Passage shown:
⟨

What is the prognosis for treatments of cystic kidney disease?
Delmas, 2004:
What phenomenon is the author trying to explain?
On the second page, the author asserts that PKD2 is held in a high-energy closed state that relaxes into the open state upon stimulation, but that certain data are at odds with that idea. What are those data, and do you agree with the original high-energy closed state idea?
What experiment with antibodies provides insight into the role of PKD1? (see Fig.1)
Using the models drawn in Figure 2 as your basis, speculate on how PKD1 and PKD2 might interact upon bending of cilia or stress on the junctions between cells.
What role might the cytoskeleton play in mechanosensory gating?
What is the conclusion of the paper? Is the polycystin complex the mechanosensory gate?
Is this paper well-written?
Bhunia et al, 2002:
What cell types are used in FIg 1A? How are they different from the cells in part B? Make a chart for yourself to keep track of which cell lines express which form of PKD1, and whether the expression is permanent or only transient after transfection.
What common theme is demonstrated by the FACS traces for different cells types in 1A and 1B? (How can FACS analysis sort cells by cell cycle stage?)
In Figure 2, sections A and B represent Western blots, but how is the source of the protein different?
In 2A, what was done differently to show "activity" versus "protein" for each CDK?
In 2A, why are the p21 panels different-- aren't the samples from the same cell lines? What do these panels show regarding the mechanism of PKD1-induced cell cycle arrest?

⟩

Exercise instructions:
Answer these questions from the study questions on the two papers:
(a) Which author and year head the first set of questions?
(b) According to the question about the second page, in what state does the author assert PKD2 is held?
(c) What do sections A and B of Figure 2 in Bhunia et al, 2002 represent?
Please set the rows aside; they play no part in this.

Excerpted data:
⟨

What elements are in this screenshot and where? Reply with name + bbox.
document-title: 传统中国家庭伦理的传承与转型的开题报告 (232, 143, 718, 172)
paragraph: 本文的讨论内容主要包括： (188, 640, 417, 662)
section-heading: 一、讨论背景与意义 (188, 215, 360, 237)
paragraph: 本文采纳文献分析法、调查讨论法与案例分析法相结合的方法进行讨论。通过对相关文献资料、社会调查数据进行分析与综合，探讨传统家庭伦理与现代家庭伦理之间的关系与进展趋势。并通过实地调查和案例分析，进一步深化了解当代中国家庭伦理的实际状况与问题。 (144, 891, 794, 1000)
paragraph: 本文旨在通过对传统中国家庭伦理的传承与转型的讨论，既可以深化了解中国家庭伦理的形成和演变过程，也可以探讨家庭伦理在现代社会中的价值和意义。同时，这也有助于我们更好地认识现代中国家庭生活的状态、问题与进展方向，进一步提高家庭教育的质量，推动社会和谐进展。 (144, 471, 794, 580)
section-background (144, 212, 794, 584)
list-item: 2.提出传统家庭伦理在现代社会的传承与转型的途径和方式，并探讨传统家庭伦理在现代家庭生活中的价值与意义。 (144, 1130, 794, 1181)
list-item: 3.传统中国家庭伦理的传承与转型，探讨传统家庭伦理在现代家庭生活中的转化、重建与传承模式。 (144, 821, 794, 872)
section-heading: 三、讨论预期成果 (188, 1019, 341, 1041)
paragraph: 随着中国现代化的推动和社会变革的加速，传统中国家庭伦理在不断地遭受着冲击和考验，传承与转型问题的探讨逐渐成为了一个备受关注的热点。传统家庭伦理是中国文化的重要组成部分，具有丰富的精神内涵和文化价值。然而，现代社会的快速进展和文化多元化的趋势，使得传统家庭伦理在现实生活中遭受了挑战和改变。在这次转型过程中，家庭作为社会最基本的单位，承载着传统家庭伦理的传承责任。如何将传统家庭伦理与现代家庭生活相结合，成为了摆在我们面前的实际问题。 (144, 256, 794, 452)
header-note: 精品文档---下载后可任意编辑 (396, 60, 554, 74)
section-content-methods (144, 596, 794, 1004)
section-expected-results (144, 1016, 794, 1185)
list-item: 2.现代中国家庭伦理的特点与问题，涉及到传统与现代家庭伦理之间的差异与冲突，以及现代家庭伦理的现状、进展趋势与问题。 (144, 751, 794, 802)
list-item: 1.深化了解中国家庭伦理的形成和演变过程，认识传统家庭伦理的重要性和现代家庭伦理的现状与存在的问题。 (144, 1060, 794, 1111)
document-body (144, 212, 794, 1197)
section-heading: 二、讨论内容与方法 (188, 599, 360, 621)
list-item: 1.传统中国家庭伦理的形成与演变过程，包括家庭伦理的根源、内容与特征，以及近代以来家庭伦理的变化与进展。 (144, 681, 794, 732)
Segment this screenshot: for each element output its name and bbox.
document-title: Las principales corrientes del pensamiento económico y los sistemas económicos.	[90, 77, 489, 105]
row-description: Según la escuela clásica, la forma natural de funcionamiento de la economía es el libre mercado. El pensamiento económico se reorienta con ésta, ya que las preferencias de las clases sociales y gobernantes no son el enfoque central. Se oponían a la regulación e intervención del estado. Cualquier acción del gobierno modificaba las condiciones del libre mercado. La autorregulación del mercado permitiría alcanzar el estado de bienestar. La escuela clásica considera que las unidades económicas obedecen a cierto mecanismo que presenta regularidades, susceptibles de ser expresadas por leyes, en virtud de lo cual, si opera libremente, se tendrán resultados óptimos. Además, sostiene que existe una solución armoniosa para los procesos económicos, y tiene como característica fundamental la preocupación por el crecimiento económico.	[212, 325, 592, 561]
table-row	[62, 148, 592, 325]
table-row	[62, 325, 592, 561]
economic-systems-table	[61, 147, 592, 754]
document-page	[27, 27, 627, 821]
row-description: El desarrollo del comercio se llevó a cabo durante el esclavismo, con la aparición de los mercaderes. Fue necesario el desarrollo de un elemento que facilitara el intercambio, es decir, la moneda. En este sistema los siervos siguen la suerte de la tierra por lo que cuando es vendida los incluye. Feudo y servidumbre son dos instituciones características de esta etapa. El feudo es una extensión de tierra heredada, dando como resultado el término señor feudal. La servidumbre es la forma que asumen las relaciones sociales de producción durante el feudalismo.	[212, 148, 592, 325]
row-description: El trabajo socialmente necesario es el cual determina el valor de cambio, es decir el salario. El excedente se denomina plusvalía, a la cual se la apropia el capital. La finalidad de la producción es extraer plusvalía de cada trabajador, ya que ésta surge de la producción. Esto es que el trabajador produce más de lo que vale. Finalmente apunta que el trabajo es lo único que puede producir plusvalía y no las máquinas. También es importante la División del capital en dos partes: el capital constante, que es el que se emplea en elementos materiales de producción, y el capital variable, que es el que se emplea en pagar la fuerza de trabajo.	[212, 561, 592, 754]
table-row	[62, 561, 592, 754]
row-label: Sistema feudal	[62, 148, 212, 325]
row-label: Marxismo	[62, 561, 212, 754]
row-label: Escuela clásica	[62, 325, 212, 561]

⟩

Response for this exercise:
(a) Delmas, 2004.
(b) A high-energy closed state that relaxes into the open state upon stimulation.
(c) Western blots.